*Given information*
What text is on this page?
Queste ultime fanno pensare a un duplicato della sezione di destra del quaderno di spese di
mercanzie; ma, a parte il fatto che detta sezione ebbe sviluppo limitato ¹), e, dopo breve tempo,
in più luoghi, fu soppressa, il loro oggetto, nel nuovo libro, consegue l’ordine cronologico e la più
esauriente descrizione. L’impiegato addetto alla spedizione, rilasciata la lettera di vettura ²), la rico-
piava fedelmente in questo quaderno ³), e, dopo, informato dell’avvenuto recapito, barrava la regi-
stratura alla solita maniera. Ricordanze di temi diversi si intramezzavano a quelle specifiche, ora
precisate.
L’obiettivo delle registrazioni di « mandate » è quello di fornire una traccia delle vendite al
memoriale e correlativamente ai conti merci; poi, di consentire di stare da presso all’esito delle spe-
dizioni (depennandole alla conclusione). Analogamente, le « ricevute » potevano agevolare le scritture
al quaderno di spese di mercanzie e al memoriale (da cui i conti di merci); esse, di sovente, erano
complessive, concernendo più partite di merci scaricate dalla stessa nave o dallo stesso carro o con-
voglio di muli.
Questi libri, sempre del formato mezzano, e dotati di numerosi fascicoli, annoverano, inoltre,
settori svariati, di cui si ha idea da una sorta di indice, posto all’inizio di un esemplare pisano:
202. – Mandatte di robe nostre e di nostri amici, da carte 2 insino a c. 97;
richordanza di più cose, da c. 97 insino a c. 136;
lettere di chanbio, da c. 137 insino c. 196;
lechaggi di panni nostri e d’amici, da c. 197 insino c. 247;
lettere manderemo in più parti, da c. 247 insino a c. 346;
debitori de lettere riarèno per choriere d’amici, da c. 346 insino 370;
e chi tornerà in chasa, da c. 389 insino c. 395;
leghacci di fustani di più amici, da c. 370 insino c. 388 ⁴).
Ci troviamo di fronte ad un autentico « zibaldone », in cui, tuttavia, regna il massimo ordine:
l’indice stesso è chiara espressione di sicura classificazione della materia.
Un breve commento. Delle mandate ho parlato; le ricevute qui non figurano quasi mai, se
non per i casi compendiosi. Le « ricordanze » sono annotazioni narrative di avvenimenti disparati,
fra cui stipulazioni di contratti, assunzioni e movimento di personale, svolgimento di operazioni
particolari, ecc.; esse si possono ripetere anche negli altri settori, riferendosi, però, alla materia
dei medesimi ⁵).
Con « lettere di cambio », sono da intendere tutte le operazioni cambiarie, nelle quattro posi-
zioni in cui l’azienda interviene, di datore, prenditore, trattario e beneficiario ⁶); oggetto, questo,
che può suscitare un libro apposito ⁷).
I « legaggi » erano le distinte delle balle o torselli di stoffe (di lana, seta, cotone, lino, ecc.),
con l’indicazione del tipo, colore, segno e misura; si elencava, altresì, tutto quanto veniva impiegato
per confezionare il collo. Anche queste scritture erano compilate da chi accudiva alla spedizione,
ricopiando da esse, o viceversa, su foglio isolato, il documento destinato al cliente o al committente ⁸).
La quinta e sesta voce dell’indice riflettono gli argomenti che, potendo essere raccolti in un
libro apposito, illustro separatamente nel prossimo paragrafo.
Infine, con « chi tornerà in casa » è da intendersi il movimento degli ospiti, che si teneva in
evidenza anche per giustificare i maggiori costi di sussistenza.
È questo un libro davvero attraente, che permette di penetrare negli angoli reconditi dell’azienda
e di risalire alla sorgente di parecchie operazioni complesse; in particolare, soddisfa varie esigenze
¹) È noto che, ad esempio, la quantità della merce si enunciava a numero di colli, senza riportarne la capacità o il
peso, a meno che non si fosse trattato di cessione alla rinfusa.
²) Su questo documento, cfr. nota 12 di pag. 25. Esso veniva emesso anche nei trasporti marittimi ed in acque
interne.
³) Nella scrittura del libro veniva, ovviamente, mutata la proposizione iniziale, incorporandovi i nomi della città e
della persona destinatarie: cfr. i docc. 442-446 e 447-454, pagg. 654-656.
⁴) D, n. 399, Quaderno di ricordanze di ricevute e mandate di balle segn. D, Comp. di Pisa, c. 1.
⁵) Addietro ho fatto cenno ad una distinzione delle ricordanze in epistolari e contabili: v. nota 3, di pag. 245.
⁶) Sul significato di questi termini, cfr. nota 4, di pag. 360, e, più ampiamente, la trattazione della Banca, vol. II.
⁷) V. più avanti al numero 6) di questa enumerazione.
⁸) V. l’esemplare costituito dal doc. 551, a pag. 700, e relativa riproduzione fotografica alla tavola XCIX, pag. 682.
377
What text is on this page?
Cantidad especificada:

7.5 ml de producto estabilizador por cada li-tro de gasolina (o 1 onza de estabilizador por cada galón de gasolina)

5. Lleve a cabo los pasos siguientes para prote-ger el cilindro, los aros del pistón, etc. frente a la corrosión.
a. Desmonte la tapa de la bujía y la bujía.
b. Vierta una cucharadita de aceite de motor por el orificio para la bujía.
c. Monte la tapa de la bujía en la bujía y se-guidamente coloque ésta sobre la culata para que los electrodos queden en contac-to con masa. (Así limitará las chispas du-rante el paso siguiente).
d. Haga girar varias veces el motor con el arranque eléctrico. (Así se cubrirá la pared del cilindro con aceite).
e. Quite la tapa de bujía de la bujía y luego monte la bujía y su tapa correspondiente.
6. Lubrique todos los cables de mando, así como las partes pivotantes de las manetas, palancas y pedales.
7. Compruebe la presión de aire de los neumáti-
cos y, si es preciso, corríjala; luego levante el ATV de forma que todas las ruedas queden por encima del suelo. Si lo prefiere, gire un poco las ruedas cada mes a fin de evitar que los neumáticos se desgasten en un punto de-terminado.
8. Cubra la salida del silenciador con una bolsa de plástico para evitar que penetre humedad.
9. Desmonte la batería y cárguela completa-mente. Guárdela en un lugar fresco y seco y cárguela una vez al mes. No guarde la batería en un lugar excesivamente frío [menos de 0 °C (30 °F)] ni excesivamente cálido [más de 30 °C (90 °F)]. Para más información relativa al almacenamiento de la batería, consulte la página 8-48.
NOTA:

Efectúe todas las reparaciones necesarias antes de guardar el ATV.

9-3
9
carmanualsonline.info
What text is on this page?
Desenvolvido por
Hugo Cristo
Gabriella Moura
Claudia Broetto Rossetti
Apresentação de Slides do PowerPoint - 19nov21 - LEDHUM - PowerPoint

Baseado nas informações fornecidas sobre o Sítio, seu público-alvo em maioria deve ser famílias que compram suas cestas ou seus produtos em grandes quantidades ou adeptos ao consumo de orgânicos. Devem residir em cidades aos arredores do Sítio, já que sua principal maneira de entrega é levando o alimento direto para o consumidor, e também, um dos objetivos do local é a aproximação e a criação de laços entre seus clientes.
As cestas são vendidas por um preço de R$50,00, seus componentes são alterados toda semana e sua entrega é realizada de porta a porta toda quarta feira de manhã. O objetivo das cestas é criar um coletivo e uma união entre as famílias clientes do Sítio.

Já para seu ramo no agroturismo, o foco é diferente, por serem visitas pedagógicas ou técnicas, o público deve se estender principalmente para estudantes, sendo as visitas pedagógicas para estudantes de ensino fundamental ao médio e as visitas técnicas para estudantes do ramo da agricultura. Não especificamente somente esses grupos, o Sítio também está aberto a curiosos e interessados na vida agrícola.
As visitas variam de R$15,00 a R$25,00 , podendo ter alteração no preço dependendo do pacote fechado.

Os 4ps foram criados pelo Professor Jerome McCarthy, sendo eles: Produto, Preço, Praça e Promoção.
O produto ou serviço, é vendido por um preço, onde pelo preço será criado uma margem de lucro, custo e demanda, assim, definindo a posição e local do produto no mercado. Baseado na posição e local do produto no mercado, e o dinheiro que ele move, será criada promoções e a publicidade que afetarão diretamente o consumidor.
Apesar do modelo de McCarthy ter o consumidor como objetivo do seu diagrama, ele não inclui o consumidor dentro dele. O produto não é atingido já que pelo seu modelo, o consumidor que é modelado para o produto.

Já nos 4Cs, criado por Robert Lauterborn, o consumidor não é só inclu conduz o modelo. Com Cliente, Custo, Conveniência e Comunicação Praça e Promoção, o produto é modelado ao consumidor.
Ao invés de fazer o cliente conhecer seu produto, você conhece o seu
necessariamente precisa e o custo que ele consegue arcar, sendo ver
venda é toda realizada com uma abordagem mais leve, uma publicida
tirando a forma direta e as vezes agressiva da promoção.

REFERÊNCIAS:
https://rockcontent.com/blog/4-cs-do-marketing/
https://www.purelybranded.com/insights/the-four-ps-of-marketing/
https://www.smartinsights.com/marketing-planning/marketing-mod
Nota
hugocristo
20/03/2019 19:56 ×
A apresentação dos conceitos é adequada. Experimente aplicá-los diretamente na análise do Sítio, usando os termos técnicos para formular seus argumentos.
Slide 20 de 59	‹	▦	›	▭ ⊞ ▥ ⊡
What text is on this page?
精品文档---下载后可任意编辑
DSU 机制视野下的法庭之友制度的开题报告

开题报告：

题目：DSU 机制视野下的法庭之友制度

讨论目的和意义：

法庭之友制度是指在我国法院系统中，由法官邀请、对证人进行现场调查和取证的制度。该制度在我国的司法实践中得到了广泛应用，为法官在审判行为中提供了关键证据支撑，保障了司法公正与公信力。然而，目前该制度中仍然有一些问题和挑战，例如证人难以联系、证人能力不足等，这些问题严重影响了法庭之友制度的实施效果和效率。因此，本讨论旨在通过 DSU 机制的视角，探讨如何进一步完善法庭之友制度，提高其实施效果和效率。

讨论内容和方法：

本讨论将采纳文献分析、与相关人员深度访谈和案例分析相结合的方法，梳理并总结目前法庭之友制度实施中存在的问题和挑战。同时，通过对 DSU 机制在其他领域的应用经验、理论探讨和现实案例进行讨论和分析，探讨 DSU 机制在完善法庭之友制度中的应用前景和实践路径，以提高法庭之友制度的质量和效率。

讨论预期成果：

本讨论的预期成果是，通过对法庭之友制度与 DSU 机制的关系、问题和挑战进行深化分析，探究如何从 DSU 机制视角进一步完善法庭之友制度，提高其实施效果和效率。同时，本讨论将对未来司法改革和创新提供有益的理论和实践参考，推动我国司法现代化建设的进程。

*Objective*
Pull out every line of the entries that includes the word "tornerà".

*Answer to this task*
e chi tornerà in chasa, da c. 389 insino c. 395;
Infine, con « chi tornerà in casa » è da intendersi il movimento degli ospiti, che si teneva in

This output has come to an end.